Count lines with "this" in them. Report only the total.

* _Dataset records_
* BEGIN *
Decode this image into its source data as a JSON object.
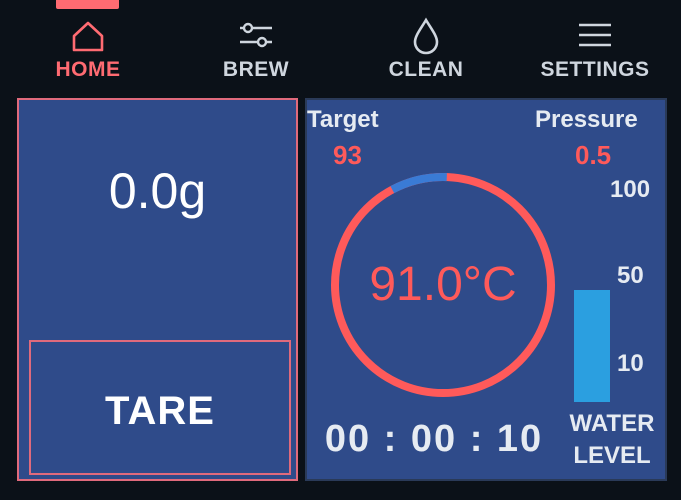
{
  "nav": {
    "items": [
      {
        "label": "HOME",
        "icon": "home-icon",
        "active": true
      },
      {
        "label": "BREW",
        "icon": "sliders-icon",
        "active": false
      },
      {
        "label": "CLEAN",
        "icon": "droplet-icon",
        "active": false
      },
      {
        "label": "SETTINGS",
        "icon": "menu-icon",
        "active": false
      }
    ]
  },
  "scale": {
    "weight": "0.0g",
    "tare_label": "TARE"
  },
  "brew": {
    "target_label": "Target",
    "target_value": "93",
    "pressure_label": "Pressure",
    "pressure_value": "0.5",
    "temperature": "91.0°C",
    "timer": "00 : 00 : 10",
    "ring_fraction": 0.98,
    "water": {
      "ticks": [
        "100",
        "50",
        "10"
      ],
      "level_fraction": 0.27,
      "label_line1": "WATER",
      "label_line2": "LEVEL"
    }
  },
  "colors": {
    "accent": "#ff6b72",
    "panel": "#2f4b8a",
    "temp_red": "#ff5a5a",
    "ring_blue": "#3a7bd5",
    "water": "#2b9fe0"
  }
}
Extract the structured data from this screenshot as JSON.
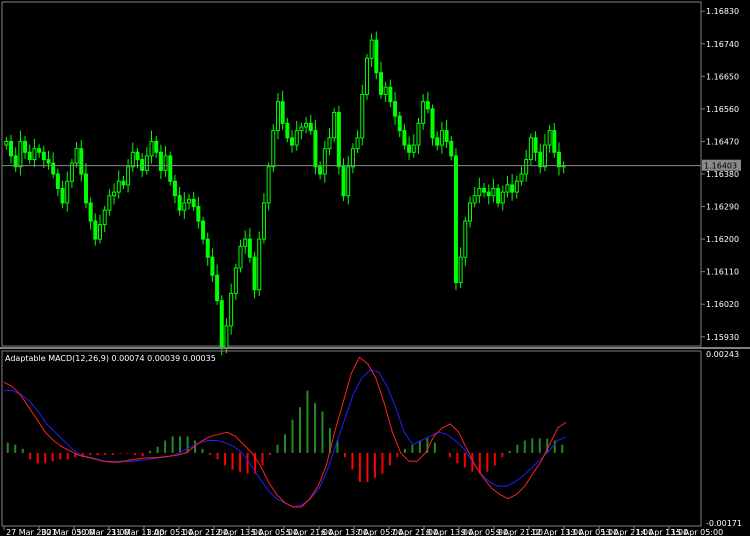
{
  "main_chart": {
    "price_ticks": [
      "1.16830",
      "1.16740",
      "1.16650",
      "1.16560",
      "1.16470",
      "1.16380",
      "1.16290",
      "1.16200",
      "1.16110",
      "1.16020",
      "1.15930"
    ],
    "current_price": "1.16403",
    "current_price_value": 1.16403,
    "y_range": [
      1.1591,
      1.1685
    ],
    "colors": {
      "bull": "#00ff00",
      "bear": "#ffffff",
      "price_line": "#8a8a8a",
      "grid": "#808080",
      "background": "#000000"
    }
  },
  "indicator": {
    "title": "Adaptable MACD(12,26,9) 0.00074 0.00039 0.00035",
    "max_label": "0.00243",
    "min_label": "-0.00171",
    "y_range": [
      -0.00171,
      0.00243
    ],
    "colors": {
      "hist_pos": "#228b22",
      "hist_neg": "#ff0000",
      "macd_line": "#ff2020",
      "signal_line": "#2020ff"
    }
  },
  "time_axis": {
    "labels": [
      "27 Mar 2021",
      "30 Mar 05:00",
      "30 Mar 21:00",
      "31 Mar 13:00",
      "1 Apr 05:00",
      "1 Apr 21:00",
      "2 Apr 13:00",
      "5 Apr 05:00",
      "5 Apr 21:00",
      "6 Apr 13:00",
      "7 Apr 05:00",
      "7 Apr 21:00",
      "8 Apr 13:00",
      "9 Apr 05:00",
      "9 Apr 21:00",
      "12 Apr 13:00",
      "13 Apr 05:00",
      "13 Apr 21:00",
      "14 Apr 13:00",
      "15 Apr 05:00"
    ]
  },
  "chart_data": {
    "type": "candlestick",
    "closes": [
      1.1647,
      1.1643,
      1.164,
      1.1647,
      1.1644,
      1.1642,
      1.1645,
      1.1644,
      1.1642,
      1.1641,
      1.1638,
      1.1634,
      1.163,
      1.1636,
      1.1641,
      1.1645,
      1.1638,
      1.163,
      1.1625,
      1.162,
      1.1624,
      1.1628,
      1.1632,
      1.1633,
      1.1636,
      1.1635,
      1.164,
      1.1644,
      1.1642,
      1.1639,
      1.1643,
      1.1647,
      1.1644,
      1.1639,
      1.1643,
      1.1636,
      1.1632,
      1.1628,
      1.163,
      1.1631,
      1.1629,
      1.1625,
      1.162,
      1.1615,
      1.161,
      1.1603,
      1.159,
      1.1596,
      1.1605,
      1.1612,
      1.1618,
      1.162,
      1.1615,
      1.1606,
      1.162,
      1.163,
      1.164,
      1.165,
      1.1658,
      1.1652,
      1.1648,
      1.1646,
      1.165,
      1.1651,
      1.1652,
      1.165,
      1.164,
      1.1638,
      1.1645,
      1.1648,
      1.1655,
      1.164,
      1.1632,
      1.164,
      1.1645,
      1.1648,
      1.166,
      1.167,
      1.1675,
      1.1666,
      1.166,
      1.1662,
      1.1658,
      1.1654,
      1.165,
      1.1646,
      1.1644,
      1.1646,
      1.1652,
      1.1658,
      1.1656,
      1.1648,
      1.1646,
      1.165,
      1.1647,
      1.1643,
      1.1608,
      1.1615,
      1.1625,
      1.163,
      1.1632,
      1.1634,
      1.1633,
      1.1632,
      1.1634,
      1.163,
      1.1633,
      1.1635,
      1.1633,
      1.1636,
      1.1638,
      1.1642,
      1.1648,
      1.1644,
      1.164,
      1.1646,
      1.165,
      1.1644,
      1.164,
      1.16403
    ],
    "macd": [
      0.0017,
      0.0016,
      0.0014,
      0.0011,
      0.0008,
      0.0005,
      0.0003,
      0.00015,
      5e-05,
      -5e-05,
      -0.0001,
      -0.00015,
      -0.0002,
      -0.00022,
      -0.00022,
      -0.00018,
      -0.00015,
      -0.00012,
      -0.00012,
      -0.0001,
      -8e-05,
      -5e-05,
      0.0,
      0.00015,
      0.0003,
      0.0004,
      0.00045,
      0.0005,
      0.0004,
      0.0002,
      0.0,
      -0.0003,
      -0.0007,
      -0.001,
      -0.0012,
      -0.0013,
      -0.0013,
      -0.0011,
      -0.0008,
      -0.0003,
      0.0005,
      0.0012,
      0.0019,
      0.0023,
      0.00215,
      0.0018,
      0.0012,
      0.0005,
      0.0,
      -0.0002,
      -0.0002,
      0.0,
      0.0004,
      0.0006,
      0.0007,
      0.0005,
      0.0001,
      -0.0003,
      -0.0006,
      -0.00085,
      -0.001,
      -0.0011,
      -0.001,
      -0.0008,
      -0.0005,
      -0.0002,
      0.0002,
      0.0006,
      0.00074
    ],
    "signal": [
      0.0015,
      0.0015,
      0.0014,
      0.00125,
      0.001,
      0.0007,
      0.0005,
      0.0003,
      0.0001,
      -5e-05,
      -0.0001,
      -0.00015,
      -0.0002,
      -0.0002,
      -0.0002,
      -0.0002,
      -0.00018,
      -0.00015,
      -0.00012,
      -0.0001,
      -5e-05,
      5e-05,
      0.00015,
      0.00025,
      0.0003,
      0.0003,
      0.00025,
      0.00015,
      0.0,
      -0.0003,
      -0.0006,
      -0.0009,
      -0.0011,
      -0.0012,
      -0.0013,
      -0.00125,
      -0.0011,
      -0.00085,
      -0.0004,
      0.0002,
      0.0008,
      0.0014,
      0.0018,
      0.002,
      0.00195,
      0.0016,
      0.0011,
      0.0005,
      0.0002,
      0.0003,
      0.0004,
      0.0005,
      0.00045,
      0.0003,
      0.0001,
      -0.0002,
      -0.0005,
      -0.0007,
      -0.0008,
      -0.0008,
      -0.0007,
      -0.00055,
      -0.00035,
      -0.00015,
      5e-05,
      0.0003,
      0.00039
    ],
    "histogram": [
      0.00025,
      0.0002,
      0.0001,
      -0.00015,
      -0.00025,
      -0.00025,
      -0.0002,
      -0.00015,
      -0.00015,
      -0.0001,
      -0.0001,
      -5e-05,
      -5e-05,
      -5e-05,
      -5e-05,
      -2e-05,
      -2e-05,
      -5e-05,
      -8e-05,
      5e-05,
      0.00015,
      0.0003,
      0.0004,
      0.0004,
      0.0004,
      0.0003,
      0.0001,
      -5e-05,
      -0.00015,
      -0.0003,
      -0.0004,
      -0.00045,
      -0.0005,
      -0.0005,
      -0.0003,
      -5e-05,
      0.0002,
      0.00045,
      0.0008,
      0.0011,
      0.0015,
      0.0012,
      0.001,
      0.0006,
      0.0003,
      -0.0001,
      -0.0004,
      -0.0007,
      -0.0007,
      -0.0006,
      -0.0005,
      -0.0003,
      -0.0001,
      0.0001,
      0.0002,
      0.0003,
      0.00035,
      0.00025,
      0.0,
      -0.0001,
      -0.00025,
      -0.00035,
      -0.00045,
      -0.0005,
      -0.00045,
      -0.0003,
      -0.0001,
      5e-05,
      0.0002,
      0.0003,
      0.00035,
      0.00035,
      0.00035,
      0.0003,
      0.0002
    ]
  }
}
* END *
* _TASK OUTPUT_
2